▶ Data for the task
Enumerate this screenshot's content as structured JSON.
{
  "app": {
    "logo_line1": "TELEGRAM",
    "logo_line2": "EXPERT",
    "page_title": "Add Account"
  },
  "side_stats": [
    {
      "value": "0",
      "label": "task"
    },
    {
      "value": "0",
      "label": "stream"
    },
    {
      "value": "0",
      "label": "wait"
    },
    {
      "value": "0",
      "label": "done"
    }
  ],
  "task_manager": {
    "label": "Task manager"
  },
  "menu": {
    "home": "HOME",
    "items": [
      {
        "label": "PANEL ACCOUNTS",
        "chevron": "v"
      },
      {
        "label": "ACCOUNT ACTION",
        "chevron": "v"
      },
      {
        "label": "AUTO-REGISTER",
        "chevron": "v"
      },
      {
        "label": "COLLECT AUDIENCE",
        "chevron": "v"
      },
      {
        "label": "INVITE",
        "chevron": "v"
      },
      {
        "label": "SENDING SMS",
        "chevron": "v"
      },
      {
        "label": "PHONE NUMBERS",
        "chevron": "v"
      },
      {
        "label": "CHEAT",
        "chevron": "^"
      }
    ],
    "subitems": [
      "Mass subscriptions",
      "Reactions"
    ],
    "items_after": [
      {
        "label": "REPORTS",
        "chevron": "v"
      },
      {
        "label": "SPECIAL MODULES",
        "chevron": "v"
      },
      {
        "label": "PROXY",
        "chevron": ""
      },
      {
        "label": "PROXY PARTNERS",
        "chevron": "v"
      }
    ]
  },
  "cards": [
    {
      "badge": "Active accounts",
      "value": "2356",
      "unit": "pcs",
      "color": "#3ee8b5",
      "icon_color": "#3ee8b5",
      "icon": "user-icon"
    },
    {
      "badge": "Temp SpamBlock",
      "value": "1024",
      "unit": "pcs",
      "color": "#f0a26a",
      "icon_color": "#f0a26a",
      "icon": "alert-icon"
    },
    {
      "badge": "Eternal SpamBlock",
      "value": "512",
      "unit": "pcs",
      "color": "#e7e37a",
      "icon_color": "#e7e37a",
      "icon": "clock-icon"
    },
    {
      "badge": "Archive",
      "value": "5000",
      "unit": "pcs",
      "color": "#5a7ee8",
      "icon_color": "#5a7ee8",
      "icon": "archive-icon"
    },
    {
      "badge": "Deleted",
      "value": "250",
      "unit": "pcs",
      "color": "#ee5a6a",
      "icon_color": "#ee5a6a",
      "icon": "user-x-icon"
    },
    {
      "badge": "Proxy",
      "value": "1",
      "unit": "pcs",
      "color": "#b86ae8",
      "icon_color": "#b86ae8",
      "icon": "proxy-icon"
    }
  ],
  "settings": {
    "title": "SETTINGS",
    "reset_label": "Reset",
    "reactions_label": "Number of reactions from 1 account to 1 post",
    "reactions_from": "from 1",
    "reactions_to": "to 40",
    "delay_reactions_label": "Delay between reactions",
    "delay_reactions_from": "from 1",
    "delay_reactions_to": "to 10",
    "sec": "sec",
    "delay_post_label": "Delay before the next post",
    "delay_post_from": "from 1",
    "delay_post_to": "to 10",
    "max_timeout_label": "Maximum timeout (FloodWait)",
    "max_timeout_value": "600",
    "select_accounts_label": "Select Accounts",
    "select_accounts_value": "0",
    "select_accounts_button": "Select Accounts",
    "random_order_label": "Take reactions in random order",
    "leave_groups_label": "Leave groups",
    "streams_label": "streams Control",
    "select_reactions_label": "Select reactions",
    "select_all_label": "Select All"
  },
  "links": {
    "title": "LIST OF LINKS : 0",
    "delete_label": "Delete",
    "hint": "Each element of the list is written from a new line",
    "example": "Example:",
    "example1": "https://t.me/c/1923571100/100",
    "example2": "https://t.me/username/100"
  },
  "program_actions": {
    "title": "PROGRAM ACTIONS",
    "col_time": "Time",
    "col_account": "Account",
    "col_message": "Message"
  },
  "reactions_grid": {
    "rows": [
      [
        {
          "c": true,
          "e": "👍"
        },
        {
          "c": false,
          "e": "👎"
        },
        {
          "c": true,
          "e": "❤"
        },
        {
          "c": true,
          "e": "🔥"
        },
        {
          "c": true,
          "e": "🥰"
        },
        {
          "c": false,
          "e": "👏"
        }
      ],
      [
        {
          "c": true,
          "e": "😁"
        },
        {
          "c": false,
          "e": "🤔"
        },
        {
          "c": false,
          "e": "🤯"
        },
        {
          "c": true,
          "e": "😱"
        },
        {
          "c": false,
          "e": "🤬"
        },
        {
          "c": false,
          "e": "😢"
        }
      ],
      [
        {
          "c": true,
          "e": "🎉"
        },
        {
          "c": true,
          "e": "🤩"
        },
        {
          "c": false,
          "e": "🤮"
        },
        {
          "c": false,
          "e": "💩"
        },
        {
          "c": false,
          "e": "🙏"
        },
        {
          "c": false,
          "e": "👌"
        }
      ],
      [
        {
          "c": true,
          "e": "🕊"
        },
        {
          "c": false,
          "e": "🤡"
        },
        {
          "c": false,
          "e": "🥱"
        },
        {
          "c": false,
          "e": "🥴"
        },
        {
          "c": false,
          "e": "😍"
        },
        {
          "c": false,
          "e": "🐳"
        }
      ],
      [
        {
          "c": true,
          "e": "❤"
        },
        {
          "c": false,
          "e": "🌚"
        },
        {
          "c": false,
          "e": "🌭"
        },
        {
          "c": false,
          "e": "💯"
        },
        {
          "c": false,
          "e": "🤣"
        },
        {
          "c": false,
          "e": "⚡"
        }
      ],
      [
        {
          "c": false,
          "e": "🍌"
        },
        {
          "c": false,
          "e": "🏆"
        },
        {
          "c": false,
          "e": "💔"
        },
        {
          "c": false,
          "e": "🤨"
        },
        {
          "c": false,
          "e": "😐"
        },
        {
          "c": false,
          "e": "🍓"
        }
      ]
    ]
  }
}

▶ Task statement
All of the entries above need to be reproduced exactly.

▶ Answer to this task
Enumerate this screenshot's content as structured JSON.
{
  "app": {
    "logo_line1": "TELEGRAM",
    "logo_line2": "EXPERT",
    "page_title": "Add Account"
  },
  "side_stats": [
    {
      "value": "0",
      "label": "task"
    },
    {
      "value": "0",
      "label": "stream"
    },
    {
      "value": "0",
      "label": "wait"
    },
    {
      "value": "0",
      "label": "done"
    }
  ],
  "task_manager": {
    "label": "Task manager"
  },
  "menu": {
    "home": "HOME",
    "items": [
      {
        "label": "PANEL ACCOUNTS",
        "chevron": "v"
      },
      {
        "label": "ACCOUNT ACTION",
        "chevron": "v"
      },
      {
        "label": "AUTO-REGISTER",
        "chevron": "v"
      },
      {
        "label": "COLLECT AUDIENCE",
        "chevron": "v"
      },
      {
        "label": "INVITE",
        "chevron": "v"
      },
      {
        "label": "SENDING SMS",
        "chevron": "v"
      },
      {
        "label": "PHONE NUMBERS",
        "chevron": "v"
      },
      {
        "label": "CHEAT",
        "chevron": "^"
      }
    ],
    "subitems": [
      "Mass subscriptions",
      "Reactions"
    ],
    "items_after": [
      {
        "label": "REPORTS",
        "chevron": "v"
      },
      {
        "label": "SPECIAL MODULES",
        "chevron": "v"
      },
      {
        "label": "PROXY",
        "chevron": ""
      },
      {
        "label": "PROXY PARTNERS",
        "chevron": "v"
      }
    ]
  },
  "cards": [
    {
      "badge": "Active accounts",
      "value": "2356",
      "unit": "pcs",
      "color": "#3ee8b5",
      "icon_color": "#3ee8b5",
      "icon": "user-icon"
    },
    {
      "badge": "Temp SpamBlock",
      "value": "1024",
      "unit": "pcs",
      "color": "#f0a26a",
      "icon_color": "#f0a26a",
      "icon": "alert-icon"
    },
    {
      "badge": "Eternal SpamBlock",
      "value": "512",
      "unit": "pcs",
      "color": "#e7e37a",
      "icon_color": "#e7e37a",
      "icon": "clock-icon"
    },
    {
      "badge": "Archive",
      "value": "5000",
      "unit": "pcs",
      "color": "#5a7ee8",
      "icon_color": "#5a7ee8",
      "icon": "archive-icon"
    },
    {
      "badge": "Deleted",
      "value": "250",
      "unit": "pcs",
      "color": "#ee5a6a",
      "icon_color": "#ee5a6a",
      "icon": "user-x-icon"
    },
    {
      "badge": "Proxy",
      "value": "1",
      "unit": "pcs",
      "color": "#b86ae8",
      "icon_color": "#b86ae8",
      "icon": "proxy-icon"
    }
  ],
  "settings": {
    "title": "SETTINGS",
    "reset_label": "Reset",
    "reactions_label": "Number of reactions from 1 account to 1 post",
    "reactions_from": "from 1",
    "reactions_to": "to 40",
    "delay_reactions_label": "Delay between reactions",
    "delay_reactions_from": "from 1",
    "delay_reactions_to": "to 10",
    "sec": "sec",
    "delay_post_label": "Delay before the next post",
    "delay_post_from": "from 1",
    "delay_post_to": "to 10",
    "max_timeout_label": "Maximum timeout (FloodWait)",
    "max_timeout_value": "600",
    "select_accounts_label": "Select Accounts",
    "select_accounts_value": "0",
    "select_accounts_button": "Select Accounts",
    "random_order_label": "Take reactions in random order",
    "leave_groups_label": "Leave groups",
    "streams_label": "streams Control",
    "select_reactions_label": "Select reactions",
    "select_all_label": "Select All"
  },
  "links": {
    "title": "LIST OF LINKS : 0",
    "delete_label": "Delete",
    "hint": "Each element of the list is written from a new line",
    "example": "Example:",
    "example1": "https://t.me/c/1923571100/100",
    "example2": "https://t.me/username/100"
  },
  "program_actions": {
    "title": "PROGRAM ACTIONS",
    "col_time": "Time",
    "col_account": "Account",
    "col_message": "Message"
  },
  "reactions_grid": {
    "rows": [
      [
        {
          "c": true,
          "e": "👍"
        },
        {
          "c": false,
          "e": "👎"
        },
        {
          "c": true,
          "e": "❤"
        },
        {
          "c": true,
          "e": "🔥"
        },
        {
          "c": true,
          "e": "🥰"
        },
        {
          "c": false,
          "e": "👏"
        }
      ],
      [
        {
          "c": true,
          "e": "😁"
        },
        {
          "c": false,
          "e": "🤔"
        },
        {
          "c": false,
          "e": "🤯"
        },
        {
          "c": true,
          "e": "😱"
        },
        {
          "c": false,
          "e": "🤬"
        },
        {
          "c": false,
          "e": "😢"
        }
      ],
      [
        {
          "c": true,
          "e": "🎉"
        },
        {
          "c": true,
          "e": "🤩"
        },
        {
          "c": false,
          "e": "🤮"
        },
        {
          "c": false,
          "e": "💩"
        },
        {
          "c": false,
          "e": "🙏"
        },
        {
          "c": false,
          "e": "👌"
        }
      ],
      [
        {
          "c": true,
          "e": "🕊"
        },
        {
          "c": false,
          "e": "🤡"
        },
        {
          "c": false,
          "e": "🥱"
        },
        {
          "c": false,
          "e": "🥴"
        },
        {
          "c": false,
          "e": "😍"
        },
        {
          "c": false,
          "e": "🐳"
        }
      ],
      [
        {
          "c": true,
          "e": "❤"
        },
        {
          "c": false,
          "e": "🌚"
        },
        {
          "c": false,
          "e": "🌭"
        },
        {
          "c": false,
          "e": "💯"
        },
        {
          "c": false,
          "e": "🤣"
        },
        {
          "c": false,
          "e": "⚡"
        }
      ],
      [
        {
          "c": false,
          "e": "🍌"
        },
        {
          "c": false,
          "e": "🏆"
        },
        {
          "c": false,
          "e": "💔"
        },
        {
          "c": false,
          "e": "🤨"
        },
        {
          "c": false,
          "e": "😐"
        },
        {
          "c": false,
          "e": "🍓"
        }
      ]
    ]
  }
}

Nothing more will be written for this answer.